# [Given problem]
Using the data below, tally the lines that include the string "同时重生". Only the number is wanted.

-- Start --

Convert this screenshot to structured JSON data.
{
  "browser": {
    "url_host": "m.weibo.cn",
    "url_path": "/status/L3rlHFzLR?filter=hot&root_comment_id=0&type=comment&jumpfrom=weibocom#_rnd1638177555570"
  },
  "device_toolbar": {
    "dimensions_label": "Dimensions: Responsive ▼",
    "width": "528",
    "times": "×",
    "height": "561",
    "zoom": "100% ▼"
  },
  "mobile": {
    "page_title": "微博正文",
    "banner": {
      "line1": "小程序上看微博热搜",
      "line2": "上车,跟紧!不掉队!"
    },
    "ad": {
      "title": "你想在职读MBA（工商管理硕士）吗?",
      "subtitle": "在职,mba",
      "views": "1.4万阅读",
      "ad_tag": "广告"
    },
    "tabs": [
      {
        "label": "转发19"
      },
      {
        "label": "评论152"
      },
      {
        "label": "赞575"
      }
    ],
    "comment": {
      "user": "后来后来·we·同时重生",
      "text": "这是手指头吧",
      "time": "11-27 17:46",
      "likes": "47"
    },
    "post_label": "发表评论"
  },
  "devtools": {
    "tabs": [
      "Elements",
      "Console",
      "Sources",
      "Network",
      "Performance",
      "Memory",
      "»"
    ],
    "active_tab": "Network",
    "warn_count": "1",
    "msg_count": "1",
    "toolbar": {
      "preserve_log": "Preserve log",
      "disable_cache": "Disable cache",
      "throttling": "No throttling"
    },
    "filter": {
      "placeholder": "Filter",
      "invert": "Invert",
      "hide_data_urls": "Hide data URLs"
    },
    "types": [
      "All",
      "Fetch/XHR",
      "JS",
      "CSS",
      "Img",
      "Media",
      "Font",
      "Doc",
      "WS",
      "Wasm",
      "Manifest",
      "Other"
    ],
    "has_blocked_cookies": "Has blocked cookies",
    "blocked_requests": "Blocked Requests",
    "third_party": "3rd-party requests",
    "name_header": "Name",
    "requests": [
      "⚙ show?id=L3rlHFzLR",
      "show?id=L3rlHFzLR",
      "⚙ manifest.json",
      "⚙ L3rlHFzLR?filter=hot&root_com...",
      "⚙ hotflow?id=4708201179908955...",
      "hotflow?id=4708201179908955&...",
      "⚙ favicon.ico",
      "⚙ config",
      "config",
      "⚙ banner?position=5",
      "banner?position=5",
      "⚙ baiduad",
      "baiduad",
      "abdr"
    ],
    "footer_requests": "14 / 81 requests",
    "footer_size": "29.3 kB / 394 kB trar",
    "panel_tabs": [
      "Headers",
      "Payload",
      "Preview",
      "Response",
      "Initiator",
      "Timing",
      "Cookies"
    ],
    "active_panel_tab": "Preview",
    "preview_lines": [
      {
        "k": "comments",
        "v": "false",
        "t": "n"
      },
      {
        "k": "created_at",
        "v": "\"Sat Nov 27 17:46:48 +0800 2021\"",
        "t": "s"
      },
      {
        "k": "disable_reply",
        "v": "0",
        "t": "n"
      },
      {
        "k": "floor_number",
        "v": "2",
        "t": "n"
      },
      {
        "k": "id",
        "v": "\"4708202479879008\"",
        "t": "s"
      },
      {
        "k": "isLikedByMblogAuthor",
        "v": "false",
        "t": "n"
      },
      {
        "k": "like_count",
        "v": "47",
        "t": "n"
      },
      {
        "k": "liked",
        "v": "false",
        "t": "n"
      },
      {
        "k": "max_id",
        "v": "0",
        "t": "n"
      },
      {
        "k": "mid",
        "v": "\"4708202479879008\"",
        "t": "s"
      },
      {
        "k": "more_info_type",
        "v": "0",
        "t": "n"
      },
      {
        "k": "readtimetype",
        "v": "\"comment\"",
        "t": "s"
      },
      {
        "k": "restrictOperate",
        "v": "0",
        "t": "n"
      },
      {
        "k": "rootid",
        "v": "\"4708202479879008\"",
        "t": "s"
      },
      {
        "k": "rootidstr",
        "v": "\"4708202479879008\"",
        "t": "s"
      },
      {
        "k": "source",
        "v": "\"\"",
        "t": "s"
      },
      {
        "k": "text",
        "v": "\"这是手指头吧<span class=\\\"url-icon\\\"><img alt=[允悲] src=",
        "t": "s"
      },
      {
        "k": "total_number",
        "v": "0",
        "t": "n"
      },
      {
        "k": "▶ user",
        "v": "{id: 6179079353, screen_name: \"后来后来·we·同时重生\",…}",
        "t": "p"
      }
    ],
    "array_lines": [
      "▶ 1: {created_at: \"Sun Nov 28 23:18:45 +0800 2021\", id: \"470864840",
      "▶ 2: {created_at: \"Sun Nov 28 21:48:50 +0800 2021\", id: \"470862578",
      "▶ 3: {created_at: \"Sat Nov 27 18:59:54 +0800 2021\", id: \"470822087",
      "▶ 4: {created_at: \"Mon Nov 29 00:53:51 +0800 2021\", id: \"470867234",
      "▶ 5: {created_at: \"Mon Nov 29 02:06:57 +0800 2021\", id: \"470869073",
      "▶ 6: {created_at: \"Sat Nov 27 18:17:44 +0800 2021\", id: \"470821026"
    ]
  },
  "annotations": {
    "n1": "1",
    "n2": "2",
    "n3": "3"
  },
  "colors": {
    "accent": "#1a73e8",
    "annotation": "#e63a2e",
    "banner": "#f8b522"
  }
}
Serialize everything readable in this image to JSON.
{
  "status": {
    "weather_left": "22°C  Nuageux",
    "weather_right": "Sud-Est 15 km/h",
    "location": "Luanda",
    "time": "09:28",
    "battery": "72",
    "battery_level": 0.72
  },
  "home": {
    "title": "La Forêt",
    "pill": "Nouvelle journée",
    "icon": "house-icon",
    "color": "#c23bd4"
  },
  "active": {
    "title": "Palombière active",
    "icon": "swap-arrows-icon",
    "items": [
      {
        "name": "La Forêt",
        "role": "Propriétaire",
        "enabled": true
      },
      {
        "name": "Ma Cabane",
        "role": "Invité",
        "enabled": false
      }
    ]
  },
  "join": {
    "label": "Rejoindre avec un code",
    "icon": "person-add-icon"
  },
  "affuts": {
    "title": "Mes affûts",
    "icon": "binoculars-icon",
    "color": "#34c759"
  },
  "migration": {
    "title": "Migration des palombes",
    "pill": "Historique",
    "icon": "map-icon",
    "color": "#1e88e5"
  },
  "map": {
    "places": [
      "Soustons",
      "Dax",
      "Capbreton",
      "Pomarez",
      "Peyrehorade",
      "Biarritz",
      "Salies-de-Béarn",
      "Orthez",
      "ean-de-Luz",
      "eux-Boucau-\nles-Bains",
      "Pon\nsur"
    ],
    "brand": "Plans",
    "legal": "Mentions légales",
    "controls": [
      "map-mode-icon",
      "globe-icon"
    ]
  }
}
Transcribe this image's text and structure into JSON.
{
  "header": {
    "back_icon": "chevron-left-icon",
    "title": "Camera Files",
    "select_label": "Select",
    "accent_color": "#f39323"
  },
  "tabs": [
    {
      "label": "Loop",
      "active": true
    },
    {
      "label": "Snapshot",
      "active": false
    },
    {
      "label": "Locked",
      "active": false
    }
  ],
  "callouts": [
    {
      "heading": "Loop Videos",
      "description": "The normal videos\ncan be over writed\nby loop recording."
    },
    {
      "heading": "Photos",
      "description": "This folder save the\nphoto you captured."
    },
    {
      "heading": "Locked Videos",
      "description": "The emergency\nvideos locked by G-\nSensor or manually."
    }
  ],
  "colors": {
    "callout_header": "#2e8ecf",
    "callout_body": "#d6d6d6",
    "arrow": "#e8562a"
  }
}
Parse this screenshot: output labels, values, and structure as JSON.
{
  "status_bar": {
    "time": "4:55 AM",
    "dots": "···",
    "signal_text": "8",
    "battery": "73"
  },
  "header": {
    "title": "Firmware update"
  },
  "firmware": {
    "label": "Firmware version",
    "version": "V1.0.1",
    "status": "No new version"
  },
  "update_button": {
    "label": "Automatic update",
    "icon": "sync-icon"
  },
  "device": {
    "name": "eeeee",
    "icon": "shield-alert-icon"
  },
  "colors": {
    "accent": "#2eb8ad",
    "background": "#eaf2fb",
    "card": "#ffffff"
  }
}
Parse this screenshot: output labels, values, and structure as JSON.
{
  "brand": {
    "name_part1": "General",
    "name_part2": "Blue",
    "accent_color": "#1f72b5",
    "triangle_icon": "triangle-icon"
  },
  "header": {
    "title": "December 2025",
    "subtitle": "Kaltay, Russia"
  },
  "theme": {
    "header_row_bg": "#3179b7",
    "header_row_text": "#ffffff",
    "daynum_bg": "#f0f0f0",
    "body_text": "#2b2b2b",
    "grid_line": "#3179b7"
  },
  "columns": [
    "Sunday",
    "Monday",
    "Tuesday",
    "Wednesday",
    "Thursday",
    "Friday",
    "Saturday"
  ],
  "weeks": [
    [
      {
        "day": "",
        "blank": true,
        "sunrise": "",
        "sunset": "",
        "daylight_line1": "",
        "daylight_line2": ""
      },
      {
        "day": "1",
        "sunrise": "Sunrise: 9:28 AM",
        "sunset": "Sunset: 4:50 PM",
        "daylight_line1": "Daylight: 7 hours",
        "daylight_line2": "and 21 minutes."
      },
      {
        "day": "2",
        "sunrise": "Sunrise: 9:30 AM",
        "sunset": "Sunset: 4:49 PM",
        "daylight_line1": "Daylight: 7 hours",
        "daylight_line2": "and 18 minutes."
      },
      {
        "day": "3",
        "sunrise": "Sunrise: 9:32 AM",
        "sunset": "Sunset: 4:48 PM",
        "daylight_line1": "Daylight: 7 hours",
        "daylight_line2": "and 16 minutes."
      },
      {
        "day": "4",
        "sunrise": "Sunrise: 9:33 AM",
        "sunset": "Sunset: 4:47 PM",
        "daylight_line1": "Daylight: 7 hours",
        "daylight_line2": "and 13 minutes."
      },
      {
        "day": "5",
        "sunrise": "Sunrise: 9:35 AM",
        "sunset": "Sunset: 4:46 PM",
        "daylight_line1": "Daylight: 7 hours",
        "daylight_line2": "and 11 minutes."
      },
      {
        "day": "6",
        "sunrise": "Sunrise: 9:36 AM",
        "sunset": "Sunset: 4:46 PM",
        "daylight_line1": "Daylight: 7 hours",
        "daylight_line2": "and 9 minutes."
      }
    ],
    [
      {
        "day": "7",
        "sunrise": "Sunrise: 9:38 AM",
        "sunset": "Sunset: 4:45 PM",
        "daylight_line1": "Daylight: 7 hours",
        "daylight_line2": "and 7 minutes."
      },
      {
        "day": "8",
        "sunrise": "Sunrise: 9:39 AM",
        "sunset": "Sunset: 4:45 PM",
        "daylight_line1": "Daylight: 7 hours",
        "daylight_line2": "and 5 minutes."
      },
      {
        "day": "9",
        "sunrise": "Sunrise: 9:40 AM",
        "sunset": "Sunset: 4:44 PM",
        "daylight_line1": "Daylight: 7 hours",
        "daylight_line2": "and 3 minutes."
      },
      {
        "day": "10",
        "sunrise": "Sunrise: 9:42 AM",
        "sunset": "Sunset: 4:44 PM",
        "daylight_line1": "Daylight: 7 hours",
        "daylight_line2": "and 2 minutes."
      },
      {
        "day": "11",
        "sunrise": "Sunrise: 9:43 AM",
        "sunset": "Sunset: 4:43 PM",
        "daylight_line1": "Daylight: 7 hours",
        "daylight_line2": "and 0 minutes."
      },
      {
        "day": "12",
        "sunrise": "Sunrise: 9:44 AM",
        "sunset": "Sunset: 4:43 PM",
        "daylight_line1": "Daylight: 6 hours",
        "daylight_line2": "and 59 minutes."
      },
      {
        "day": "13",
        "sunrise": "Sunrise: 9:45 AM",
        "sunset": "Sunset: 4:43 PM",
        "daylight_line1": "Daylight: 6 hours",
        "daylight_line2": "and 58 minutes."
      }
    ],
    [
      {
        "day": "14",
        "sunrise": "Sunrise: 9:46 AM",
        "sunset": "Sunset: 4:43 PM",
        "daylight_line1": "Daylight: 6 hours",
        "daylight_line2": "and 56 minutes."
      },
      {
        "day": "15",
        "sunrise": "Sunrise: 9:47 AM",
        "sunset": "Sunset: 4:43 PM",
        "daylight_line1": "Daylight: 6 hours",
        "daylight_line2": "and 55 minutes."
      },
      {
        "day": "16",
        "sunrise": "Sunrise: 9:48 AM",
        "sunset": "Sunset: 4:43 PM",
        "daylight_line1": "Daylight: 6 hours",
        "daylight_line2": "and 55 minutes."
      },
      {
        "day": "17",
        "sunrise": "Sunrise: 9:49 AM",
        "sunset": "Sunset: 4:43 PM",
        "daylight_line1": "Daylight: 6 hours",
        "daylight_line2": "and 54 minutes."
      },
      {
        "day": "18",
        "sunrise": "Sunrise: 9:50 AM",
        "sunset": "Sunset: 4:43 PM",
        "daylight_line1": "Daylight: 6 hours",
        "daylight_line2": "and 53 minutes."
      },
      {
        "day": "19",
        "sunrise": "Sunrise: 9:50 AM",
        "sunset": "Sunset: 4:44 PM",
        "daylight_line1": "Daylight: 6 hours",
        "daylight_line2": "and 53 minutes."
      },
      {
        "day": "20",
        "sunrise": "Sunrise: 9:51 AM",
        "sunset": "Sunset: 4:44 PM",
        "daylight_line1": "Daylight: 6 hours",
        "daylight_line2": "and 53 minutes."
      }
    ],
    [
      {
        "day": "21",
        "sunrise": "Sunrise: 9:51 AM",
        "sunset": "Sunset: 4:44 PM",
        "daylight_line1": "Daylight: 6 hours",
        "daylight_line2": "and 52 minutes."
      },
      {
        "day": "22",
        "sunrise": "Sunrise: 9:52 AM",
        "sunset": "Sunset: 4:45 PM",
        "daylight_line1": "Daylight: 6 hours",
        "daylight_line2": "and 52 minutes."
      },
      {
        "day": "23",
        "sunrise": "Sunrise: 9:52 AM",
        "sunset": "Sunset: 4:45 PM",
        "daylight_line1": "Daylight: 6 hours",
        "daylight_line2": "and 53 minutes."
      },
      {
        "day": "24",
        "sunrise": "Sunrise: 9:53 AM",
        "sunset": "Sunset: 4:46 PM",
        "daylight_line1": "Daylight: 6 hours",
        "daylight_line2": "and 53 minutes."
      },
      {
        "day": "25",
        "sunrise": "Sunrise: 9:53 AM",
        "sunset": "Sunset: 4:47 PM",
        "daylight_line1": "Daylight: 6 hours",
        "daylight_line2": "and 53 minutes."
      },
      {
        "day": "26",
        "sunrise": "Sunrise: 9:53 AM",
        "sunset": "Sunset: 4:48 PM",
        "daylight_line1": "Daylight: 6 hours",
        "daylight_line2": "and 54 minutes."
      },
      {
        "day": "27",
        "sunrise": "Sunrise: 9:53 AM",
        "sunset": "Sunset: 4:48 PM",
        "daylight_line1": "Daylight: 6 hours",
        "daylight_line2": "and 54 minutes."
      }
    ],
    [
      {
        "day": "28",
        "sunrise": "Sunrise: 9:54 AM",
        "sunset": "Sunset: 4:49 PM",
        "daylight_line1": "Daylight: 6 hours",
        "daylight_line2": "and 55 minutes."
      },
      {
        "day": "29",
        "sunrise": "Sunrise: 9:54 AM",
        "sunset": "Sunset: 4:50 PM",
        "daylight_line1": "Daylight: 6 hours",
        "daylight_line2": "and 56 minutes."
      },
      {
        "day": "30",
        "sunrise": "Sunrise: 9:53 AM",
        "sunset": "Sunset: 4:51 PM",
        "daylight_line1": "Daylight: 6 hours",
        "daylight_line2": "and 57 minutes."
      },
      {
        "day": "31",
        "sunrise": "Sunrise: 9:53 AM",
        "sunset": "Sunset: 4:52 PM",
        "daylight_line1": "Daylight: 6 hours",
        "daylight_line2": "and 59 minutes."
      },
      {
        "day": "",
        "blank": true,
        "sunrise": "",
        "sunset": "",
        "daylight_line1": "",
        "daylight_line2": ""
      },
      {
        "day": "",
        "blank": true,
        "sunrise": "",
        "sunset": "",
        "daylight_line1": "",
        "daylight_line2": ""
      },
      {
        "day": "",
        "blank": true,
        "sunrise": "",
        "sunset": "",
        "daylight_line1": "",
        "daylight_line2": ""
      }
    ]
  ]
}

-- End --

# [Response]
2